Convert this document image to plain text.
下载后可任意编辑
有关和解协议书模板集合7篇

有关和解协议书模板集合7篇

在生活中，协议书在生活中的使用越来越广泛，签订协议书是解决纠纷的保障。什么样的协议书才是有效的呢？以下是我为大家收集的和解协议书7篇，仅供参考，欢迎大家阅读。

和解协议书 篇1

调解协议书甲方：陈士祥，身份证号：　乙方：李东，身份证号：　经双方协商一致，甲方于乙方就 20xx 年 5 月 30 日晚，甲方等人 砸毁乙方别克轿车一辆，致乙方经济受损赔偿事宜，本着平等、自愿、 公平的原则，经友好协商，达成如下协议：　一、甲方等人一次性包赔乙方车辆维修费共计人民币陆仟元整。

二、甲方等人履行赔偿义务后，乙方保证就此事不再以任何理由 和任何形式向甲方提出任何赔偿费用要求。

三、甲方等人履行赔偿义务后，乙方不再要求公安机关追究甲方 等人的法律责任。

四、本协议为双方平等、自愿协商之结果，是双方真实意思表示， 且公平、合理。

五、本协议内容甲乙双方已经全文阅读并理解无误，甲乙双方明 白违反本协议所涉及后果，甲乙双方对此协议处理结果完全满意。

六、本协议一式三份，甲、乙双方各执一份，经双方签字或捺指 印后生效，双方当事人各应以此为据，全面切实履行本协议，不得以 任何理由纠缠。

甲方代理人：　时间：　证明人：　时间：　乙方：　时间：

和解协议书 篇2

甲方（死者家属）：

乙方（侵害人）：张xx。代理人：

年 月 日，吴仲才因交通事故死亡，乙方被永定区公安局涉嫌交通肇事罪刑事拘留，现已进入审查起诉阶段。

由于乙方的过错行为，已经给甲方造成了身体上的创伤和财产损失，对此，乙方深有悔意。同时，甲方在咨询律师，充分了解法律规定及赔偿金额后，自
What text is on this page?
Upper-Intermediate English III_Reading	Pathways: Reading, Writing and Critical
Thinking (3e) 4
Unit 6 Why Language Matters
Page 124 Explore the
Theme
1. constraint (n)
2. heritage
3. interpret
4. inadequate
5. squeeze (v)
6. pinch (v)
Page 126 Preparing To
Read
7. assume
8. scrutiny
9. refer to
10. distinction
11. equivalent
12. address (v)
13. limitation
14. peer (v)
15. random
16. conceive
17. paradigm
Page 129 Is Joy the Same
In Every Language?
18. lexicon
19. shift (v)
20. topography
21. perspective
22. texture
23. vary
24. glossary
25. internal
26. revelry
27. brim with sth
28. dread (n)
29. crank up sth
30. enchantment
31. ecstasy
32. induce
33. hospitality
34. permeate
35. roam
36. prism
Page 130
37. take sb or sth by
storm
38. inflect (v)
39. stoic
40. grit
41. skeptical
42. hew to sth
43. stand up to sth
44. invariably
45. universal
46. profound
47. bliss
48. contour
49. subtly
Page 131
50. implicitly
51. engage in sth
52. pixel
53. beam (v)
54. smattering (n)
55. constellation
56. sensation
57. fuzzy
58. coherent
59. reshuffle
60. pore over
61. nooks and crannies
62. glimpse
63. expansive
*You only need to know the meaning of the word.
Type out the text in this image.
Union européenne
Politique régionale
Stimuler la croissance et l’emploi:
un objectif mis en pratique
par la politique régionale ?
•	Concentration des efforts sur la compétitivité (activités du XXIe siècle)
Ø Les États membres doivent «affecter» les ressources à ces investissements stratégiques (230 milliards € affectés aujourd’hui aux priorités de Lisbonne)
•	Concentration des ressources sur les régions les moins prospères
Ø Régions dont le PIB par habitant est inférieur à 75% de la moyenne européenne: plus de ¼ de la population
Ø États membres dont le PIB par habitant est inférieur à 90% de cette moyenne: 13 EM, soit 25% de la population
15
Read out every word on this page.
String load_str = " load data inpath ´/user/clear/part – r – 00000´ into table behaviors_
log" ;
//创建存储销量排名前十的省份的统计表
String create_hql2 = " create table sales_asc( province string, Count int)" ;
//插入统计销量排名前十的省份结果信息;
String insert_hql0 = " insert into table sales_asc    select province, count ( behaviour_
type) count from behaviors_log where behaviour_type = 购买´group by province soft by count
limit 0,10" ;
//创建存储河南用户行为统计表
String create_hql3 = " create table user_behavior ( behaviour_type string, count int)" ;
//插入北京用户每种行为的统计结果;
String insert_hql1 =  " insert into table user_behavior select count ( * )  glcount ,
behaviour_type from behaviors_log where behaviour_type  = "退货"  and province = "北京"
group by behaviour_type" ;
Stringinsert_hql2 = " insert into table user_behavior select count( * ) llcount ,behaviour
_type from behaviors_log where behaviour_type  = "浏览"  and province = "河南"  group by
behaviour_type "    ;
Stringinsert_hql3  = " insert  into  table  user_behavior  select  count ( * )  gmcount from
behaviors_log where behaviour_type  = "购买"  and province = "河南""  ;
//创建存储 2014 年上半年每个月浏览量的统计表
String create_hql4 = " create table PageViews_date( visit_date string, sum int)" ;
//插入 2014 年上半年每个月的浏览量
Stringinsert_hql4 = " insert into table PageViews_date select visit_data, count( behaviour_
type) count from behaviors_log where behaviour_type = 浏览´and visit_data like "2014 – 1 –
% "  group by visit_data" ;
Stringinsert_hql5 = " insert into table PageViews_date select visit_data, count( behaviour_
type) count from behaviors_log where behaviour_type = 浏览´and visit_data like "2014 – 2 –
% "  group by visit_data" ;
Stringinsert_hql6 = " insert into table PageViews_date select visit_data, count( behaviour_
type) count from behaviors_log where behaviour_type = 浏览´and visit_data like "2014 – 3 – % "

************

* TASK BRIEF: Repeat the records above in full, character for character.

* THE COMPLETED TASK:
Convert this document image to plain text.
下载后可任意编辑
有关和解协议书模板集合7篇

有关和解协议书模板集合7篇

在生活中，协议书在生活中的使用越来越广泛，签订协议书是解决纠纷的保障。什么样的协议书才是有效的呢？以下是我为大家收集的和解协议书7篇，仅供参考，欢迎大家阅读。

和解协议书 篇1

调解协议书甲方：陈士祥，身份证号：　乙方：李东，身份证号：　经双方协商一致，甲方于乙方就 20xx 年 5 月 30 日晚，甲方等人 砸毁乙方别克轿车一辆，致乙方经济受损赔偿事宜，本着平等、自愿、 公平的原则，经友好协商，达成如下协议：　一、甲方等人一次性包赔乙方车辆维修费共计人民币陆仟元整。

二、甲方等人履行赔偿义务后，乙方保证就此事不再以任何理由 和任何形式向甲方提出任何赔偿费用要求。

三、甲方等人履行赔偿义务后，乙方不再要求公安机关追究甲方 等人的法律责任。

四、本协议为双方平等、自愿协商之结果，是双方真实意思表示， 且公平、合理。

五、本协议内容甲乙双方已经全文阅读并理解无误，甲乙双方明 白违反本协议所涉及后果，甲乙双方对此协议处理结果完全满意。

六、本协议一式三份，甲、乙双方各执一份，经双方签字或捺指 印后生效，双方当事人各应以此为据，全面切实履行本协议，不得以 任何理由纠缠。

甲方代理人：　时间：　证明人：　时间：　乙方：　时间：

和解协议书 篇2

甲方（死者家属）：

乙方（侵害人）：张xx。代理人：

年 月 日，吴仲才因交通事故死亡，乙方被永定区公安局涉嫌交通肇事罪刑事拘留，现已进入审查起诉阶段。

由于乙方的过错行为，已经给甲方造成了身体上的创伤和财产损失，对此，乙方深有悔意。同时，甲方在咨询律师，充分了解法律规定及赔偿金额后，自
What text is on this page?
Upper-Intermediate English III_Reading	Pathways: Reading, Writing and Critical
Thinking (3e) 4
Unit 6 Why Language Matters
Page 124 Explore the
Theme
1. constraint (n)
2. heritage
3. interpret
4. inadequate
5. squeeze (v)
6. pinch (v)
Page 126 Preparing To
Read
7. assume
8. scrutiny
9. refer to
10. distinction
11. equivalent
12. address (v)
13. limitation
14. peer (v)
15. random
16. conceive
17. paradigm
Page 129 Is Joy the Same
In Every Language?
18. lexicon
19. shift (v)
20. topography
21. perspective
22. texture
23. vary
24. glossary
25. internal
26. revelry
27. brim with sth
28. dread (n)
29. crank up sth
30. enchantment
31. ecstasy
32. induce
33. hospitality
34. permeate
35. roam
36. prism
Page 130
37. take sb or sth by
storm
38. inflect (v)
39. stoic
40. grit
41. skeptical
42. hew to sth
43. stand up to sth
44. invariably
45. universal
46. profound
47. bliss
48. contour
49. subtly
Page 131
50. implicitly
51. engage in sth
52. pixel
53. beam (v)
54. smattering (n)
55. constellation
56. sensation
57. fuzzy
58. coherent
59. reshuffle
60. pore over
61. nooks and crannies
62. glimpse
63. expansive
*You only need to know the meaning of the word.
Type out the text in this image.
Union européenne
Politique régionale
Stimuler la croissance et l’emploi:
un objectif mis en pratique
par la politique régionale ?
•	Concentration des efforts sur la compétitivité (activités du XXIe siècle)
Ø Les États membres doivent «affecter» les ressources à ces investissements stratégiques (230 milliards € affectés aujourd’hui aux priorités de Lisbonne)
•	Concentration des ressources sur les régions les moins prospères
Ø Régions dont le PIB par habitant est inférieur à 75% de la moyenne européenne: plus de ¼ de la population
Ø États membres dont le PIB par habitant est inférieur à 90% de cette moyenne: 13 EM, soit 25% de la population
15
Read out every word on this page.
String load_str = " load data inpath ´/user/clear/part – r – 00000´ into table behaviors_
log" ;
//创建存储销量排名前十的省份的统计表
String create_hql2 = " create table sales_asc( province string, Count int)" ;
//插入统计销量排名前十的省份结果信息;
String insert_hql0 = " insert into table sales_asc    select province, count ( behaviour_
type) count from behaviors_log where behaviour_type = 购买´group by province soft by count
limit 0,10" ;
//创建存储河南用户行为统计表
String create_hql3 = " create table user_behavior ( behaviour_type string, count int)" ;
//插入北京用户每种行为的统计结果;
String insert_hql1 =  " insert into table user_behavior select count ( * )  glcount ,
behaviour_type from behaviors_log where behaviour_type  = "退货"  and province = "北京"
group by behaviour_type" ;
Stringinsert_hql2 = " insert into table user_behavior select count( * ) llcount ,behaviour
_type from behaviors_log where behaviour_type  = "浏览"  and province = "河南"  group by
behaviour_type "    ;
Stringinsert_hql3  = " insert  into  table  user_behavior  select  count ( * )  gmcount from
behaviors_log where behaviour_type  = "购买"  and province = "河南""  ;
//创建存储 2014 年上半年每个月浏览量的统计表
String create_hql4 = " create table PageViews_date( visit_date string, sum int)" ;
//插入 2014 年上半年每个月的浏览量
Stringinsert_hql4 = " insert into table PageViews_date select visit_data, count( behaviour_
type) count from behaviors_log where behaviour_type = 浏览´and visit_data like "2014 – 1 –
% "  group by visit_data" ;
Stringinsert_hql5 = " insert into table PageViews_date select visit_data, count( behaviour_
type) count from behaviors_log where behaviour_type = 浏览´and visit_data like "2014 – 2 –
% "  group by visit_data" ;
Stringinsert_hql6 = " insert into table PageViews_date select visit_data, count( behaviour_
type) count from behaviors_log where behaviour_type = 浏览´and visit_data like "2014 – 3 – % "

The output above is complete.